What is expected = Exclude the pictures and return every line exactly as written.

Stored records:
-- START --

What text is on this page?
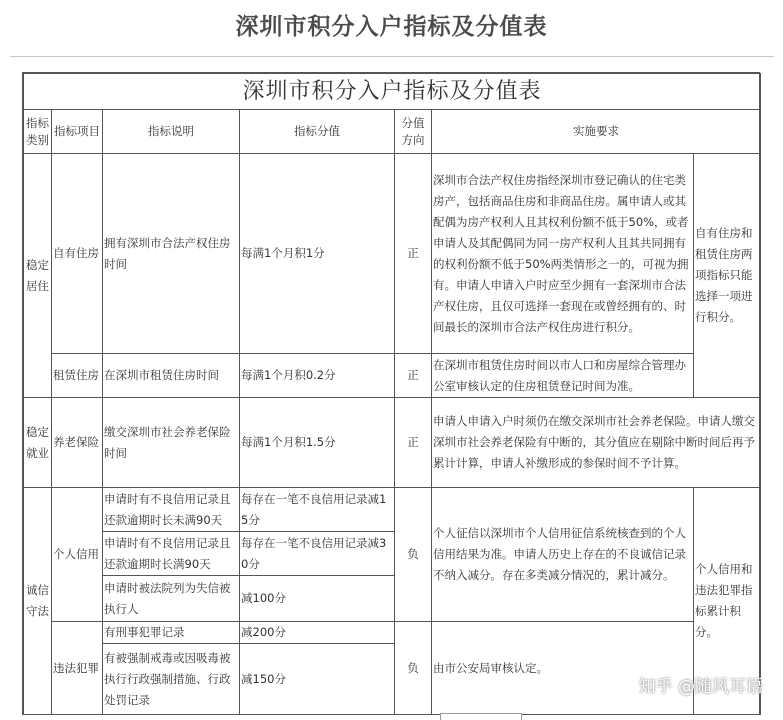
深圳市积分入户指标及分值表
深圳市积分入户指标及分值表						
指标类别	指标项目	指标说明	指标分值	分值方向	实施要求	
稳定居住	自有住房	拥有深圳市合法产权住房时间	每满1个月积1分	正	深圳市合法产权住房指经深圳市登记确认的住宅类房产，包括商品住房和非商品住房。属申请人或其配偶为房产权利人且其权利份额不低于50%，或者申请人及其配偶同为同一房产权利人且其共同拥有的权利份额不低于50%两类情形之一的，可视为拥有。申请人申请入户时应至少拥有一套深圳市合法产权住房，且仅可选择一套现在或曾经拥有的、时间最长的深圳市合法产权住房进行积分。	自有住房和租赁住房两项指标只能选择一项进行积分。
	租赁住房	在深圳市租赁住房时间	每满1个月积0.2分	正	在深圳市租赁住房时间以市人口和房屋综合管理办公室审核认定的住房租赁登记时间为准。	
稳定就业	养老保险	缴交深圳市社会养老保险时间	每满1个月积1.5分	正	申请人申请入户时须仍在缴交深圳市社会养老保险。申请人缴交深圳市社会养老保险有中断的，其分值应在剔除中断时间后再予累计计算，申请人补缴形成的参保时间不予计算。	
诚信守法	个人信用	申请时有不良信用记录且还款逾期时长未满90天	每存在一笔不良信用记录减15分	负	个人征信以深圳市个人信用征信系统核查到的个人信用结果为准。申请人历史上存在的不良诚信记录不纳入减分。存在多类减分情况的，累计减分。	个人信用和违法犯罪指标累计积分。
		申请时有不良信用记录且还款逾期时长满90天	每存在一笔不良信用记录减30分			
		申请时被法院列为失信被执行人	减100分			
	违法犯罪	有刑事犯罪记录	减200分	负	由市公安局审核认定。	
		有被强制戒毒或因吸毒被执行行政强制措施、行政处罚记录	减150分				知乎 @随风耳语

-- END --

Solution for this problem =
What text is on this page?
深圳市积分入户指标及分值表
深圳市积分入户指标及分值表						
指标类别	指标项目	指标说明	指标分值	分值方向	实施要求	
稳定居住	自有住房	拥有深圳市合法产权住房时间	每满1个月积1分	正	深圳市合法产权住房指经深圳市登记确认的住宅类房产，包括商品住房和非商品住房。属申请人或其配偶为房产权利人且其权利份额不低于50%，或者申请人及其配偶同为同一房产权利人且其共同拥有的权利份额不低于50%两类情形之一的，可视为拥有。申请人申请入户时应至少拥有一套深圳市合法产权住房，且仅可选择一套现在或曾经拥有的、时间最长的深圳市合法产权住房进行积分。	自有住房和租赁住房两项指标只能选择一项进行积分。
	租赁住房	在深圳市租赁住房时间	每满1个月积0.2分	正	在深圳市租赁住房时间以市人口和房屋综合管理办公室审核认定的住房租赁登记时间为准。	
稳定就业	养老保险	缴交深圳市社会养老保险时间	每满1个月积1.5分	正	申请人申请入户时须仍在缴交深圳市社会养老保险。申请人缴交深圳市社会养老保险有中断的，其分值应在剔除中断时间后再予累计计算，申请人补缴形成的参保时间不予计算。	
诚信守法	个人信用	申请时有不良信用记录且还款逾期时长未满90天	每存在一笔不良信用记录减15分	负	个人征信以深圳市个人信用征信系统核查到的个人信用结果为准。申请人历史上存在的不良诚信记录不纳入减分。存在多类减分情况的，累计减分。	个人信用和违法犯罪指标累计积分。
		申请时有不良信用记录且还款逾期时长满90天	每存在一笔不良信用记录减30分			
		申请时被法院列为失信被执行人	减100分			
	违法犯罪	有刑事犯罪记录	减200分	负	由市公安局审核认定。	
		有被强制戒毒或因吸毒被执行行政强制措施、行政处罚记录	减150分				知乎 @随风耳语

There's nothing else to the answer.